[Text]

------------------------------------------------------------

Evaluation - To this point how effective was this tactic
(lawsuit)? What were its strengths and weaknesses? More evidence is
presented later...see if it changes your mind. How do you decide how
much credit to give to the NAACP and how much to give to the MIA and
Dr. King?
F. Central High, Little Rock - Sept. 1957
- ORGANIZATION - NAACP
- 1. TACTIC - lawsuit
- 2. NAACP attempts to force the national government to enforce
Brown v. Board
- a. chose students to act as a test case in numerous areas
- b. Federal court ordered school to desegregate and it
agreed
- c. 9 students chosen in Little Rock (Blossum Plan)
- 3. Governor Orvil Faubus
- called out the Arkansas National Guard to prevent
integration (270 troops)

------------------------------------------------------------

[Excerpted data]

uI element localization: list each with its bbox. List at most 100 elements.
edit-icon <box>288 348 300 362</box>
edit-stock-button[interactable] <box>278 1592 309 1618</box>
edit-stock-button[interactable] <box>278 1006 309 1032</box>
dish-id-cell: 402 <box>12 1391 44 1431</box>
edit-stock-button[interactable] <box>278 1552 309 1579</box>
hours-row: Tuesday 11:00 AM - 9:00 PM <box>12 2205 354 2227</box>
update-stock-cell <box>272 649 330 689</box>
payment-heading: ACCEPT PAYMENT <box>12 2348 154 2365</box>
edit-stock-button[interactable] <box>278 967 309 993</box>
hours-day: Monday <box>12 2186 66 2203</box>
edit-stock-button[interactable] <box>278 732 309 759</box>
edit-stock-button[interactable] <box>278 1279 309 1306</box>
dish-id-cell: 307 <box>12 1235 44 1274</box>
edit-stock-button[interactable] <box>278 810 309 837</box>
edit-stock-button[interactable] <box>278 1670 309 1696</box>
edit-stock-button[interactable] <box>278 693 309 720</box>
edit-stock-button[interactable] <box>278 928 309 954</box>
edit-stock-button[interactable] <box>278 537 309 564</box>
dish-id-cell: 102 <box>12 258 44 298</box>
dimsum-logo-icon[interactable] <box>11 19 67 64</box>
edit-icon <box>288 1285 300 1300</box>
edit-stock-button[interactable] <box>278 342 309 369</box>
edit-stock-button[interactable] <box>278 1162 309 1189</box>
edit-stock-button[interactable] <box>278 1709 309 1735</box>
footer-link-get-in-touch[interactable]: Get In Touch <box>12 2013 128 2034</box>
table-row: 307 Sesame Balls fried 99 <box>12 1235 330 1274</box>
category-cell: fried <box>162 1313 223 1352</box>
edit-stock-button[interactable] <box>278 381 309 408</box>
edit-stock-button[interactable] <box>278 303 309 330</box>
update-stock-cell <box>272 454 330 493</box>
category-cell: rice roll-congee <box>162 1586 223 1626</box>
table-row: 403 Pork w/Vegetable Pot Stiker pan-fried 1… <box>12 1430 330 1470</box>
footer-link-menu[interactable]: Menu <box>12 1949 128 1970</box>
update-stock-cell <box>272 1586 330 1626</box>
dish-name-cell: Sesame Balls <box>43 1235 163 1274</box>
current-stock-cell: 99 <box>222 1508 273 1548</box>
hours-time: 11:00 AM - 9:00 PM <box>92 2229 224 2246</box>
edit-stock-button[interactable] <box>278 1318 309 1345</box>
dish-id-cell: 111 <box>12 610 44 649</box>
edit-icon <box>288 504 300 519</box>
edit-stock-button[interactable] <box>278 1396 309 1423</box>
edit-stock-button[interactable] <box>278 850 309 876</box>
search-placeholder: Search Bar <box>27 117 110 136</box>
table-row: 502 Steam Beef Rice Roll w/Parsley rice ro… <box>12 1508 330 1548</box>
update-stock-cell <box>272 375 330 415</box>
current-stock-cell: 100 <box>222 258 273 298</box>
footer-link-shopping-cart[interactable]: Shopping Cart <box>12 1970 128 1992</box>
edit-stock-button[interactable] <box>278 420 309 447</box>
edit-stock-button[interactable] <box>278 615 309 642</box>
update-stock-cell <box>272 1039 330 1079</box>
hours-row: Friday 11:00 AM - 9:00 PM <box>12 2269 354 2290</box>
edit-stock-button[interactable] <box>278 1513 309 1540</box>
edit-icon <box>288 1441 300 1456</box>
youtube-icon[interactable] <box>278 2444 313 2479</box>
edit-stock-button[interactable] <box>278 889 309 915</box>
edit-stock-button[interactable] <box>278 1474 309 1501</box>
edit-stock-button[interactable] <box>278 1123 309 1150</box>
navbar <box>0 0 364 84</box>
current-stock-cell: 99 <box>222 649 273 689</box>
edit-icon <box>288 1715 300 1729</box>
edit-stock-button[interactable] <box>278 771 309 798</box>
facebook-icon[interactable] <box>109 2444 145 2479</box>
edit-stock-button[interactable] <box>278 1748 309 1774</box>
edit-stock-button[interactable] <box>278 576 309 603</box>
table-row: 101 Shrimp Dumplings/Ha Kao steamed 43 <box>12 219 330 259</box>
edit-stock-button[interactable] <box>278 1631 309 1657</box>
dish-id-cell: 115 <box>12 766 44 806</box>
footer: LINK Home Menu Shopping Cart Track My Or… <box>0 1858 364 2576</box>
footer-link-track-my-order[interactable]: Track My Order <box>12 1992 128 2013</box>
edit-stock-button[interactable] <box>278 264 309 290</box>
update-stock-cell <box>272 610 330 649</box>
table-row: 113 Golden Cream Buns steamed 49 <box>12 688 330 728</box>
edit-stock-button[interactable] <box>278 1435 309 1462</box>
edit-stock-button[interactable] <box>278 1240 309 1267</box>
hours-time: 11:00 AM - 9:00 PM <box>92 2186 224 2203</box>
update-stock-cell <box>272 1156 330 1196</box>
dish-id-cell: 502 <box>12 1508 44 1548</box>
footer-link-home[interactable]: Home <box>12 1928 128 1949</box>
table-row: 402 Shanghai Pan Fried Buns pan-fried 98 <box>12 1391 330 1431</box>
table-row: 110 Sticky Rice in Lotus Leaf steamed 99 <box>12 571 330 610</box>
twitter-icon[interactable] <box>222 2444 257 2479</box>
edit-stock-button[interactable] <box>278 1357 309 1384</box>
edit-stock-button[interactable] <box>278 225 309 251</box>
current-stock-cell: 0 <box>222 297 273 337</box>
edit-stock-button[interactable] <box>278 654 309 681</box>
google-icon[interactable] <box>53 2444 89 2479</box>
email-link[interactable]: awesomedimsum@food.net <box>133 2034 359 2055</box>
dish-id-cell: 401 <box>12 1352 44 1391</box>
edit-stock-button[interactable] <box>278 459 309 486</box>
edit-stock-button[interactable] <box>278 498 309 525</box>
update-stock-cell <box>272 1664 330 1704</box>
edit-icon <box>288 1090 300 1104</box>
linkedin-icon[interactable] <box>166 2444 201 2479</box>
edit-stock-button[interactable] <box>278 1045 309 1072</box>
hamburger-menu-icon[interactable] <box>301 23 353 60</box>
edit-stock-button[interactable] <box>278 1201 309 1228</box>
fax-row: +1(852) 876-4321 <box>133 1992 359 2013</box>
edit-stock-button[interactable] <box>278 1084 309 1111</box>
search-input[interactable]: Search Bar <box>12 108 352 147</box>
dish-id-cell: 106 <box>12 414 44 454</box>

------------------------------------------------------------

[List of tasks]
a) Answer these from the outline on Little Rock:
(i) What tactic is listed for the NAACP at Central High?
(ii) How many students were chosen in Little Rock?
(iii) What force did Governor Orvil Faubus call out, and how many troops did it number?
b) Reproduce the rows verbatim, from the first row up to and including the row containing "hours-time: 11:00 AM - 9:00 PM <box>92 2229".

[Outputs]
a)
(i) A lawsuit.
(ii) Nine.
(iii) The Arkansas National Guard, numbering 270 troops.

b)
uI element localization: list each with its bbox. List at most 100 elements.
edit-icon <box>288 348 300 362</box>
edit-stock-button[interactable] <box>278 1592 309 1618</box>
edit-stock-button[interactable] <box>278 1006 309 1032</box>
dish-id-cell: 402 <box>12 1391 44 1431</box>
edit-stock-button[interactable] <box>278 1552 309 1579</box>
hours-row: Tuesday 11:00 AM - 9:00 PM <box>12 2205 354 2227</box>
update-stock-cell <box>272 649 330 689</box>
payment-heading: ACCEPT PAYMENT <box>12 2348 154 2365</box>
edit-stock-button[interactable] <box>278 967 309 993</box>
hours-day: Monday <box>12 2186 66 2203</box>
edit-stock-button[interactable] <box>278 732 309 759</box>
edit-stock-button[interactable] <box>278 1279 309 1306</box>
dish-id-cell: 307 <box>12 1235 44 1274</box>
edit-stock-button[interactable] <box>278 810 309 837</box>
edit-stock-button[interactable] <box>278 1670 309 1696</box>
edit-stock-button[interactable] <box>278 693 309 720</box>
edit-stock-button[interactable] <box>278 928 309 954</box>
edit-stock-button[interactable] <box>278 537 309 564</box>
dish-id-cell: 102 <box>12 258 44 298</box>
dimsum-logo-icon[interactable] <box>11 19 67 64</box>
edit-icon <box>288 1285 300 1300</box>
edit-stock-button[interactable] <box>278 342 309 369</box>
edit-stock-button[interactable] <box>278 1162 309 1189</box>
edit-stock-button[interactable] <box>278 1709 309 1735</box>
footer-link-get-in-touch[interactable]: Get In Touch <box>12 2013 128 2034</box>
table-row: 307 Sesame Balls fried 99 <box>12 1235 330 1274</box>
category-cell: fried <box>162 1313 223 1352</box>
edit-stock-button[interactable] <box>278 381 309 408</box>
edit-stock-button[interactable] <box>278 303 309 330</box>
update-stock-cell <box>272 454 330 493</box>
category-cell: rice roll-congee <box>162 1586 223 1626</box>
table-row: 403 Pork w/Vegetable Pot Stiker pan-fried 1… <box>12 1430 330 1470</box>
footer-link-menu[interactable]: Menu <box>12 1949 128 1970</box>
update-stock-cell <box>272 1586 330 1626</box>
dish-name-cell: Sesame Balls <box>43 1235 163 1274</box>
current-stock-cell: 99 <box>222 1508 273 1548</box>
hours-time: 11:00 AM - 9:00 PM <box>92 2229 224 2246</box>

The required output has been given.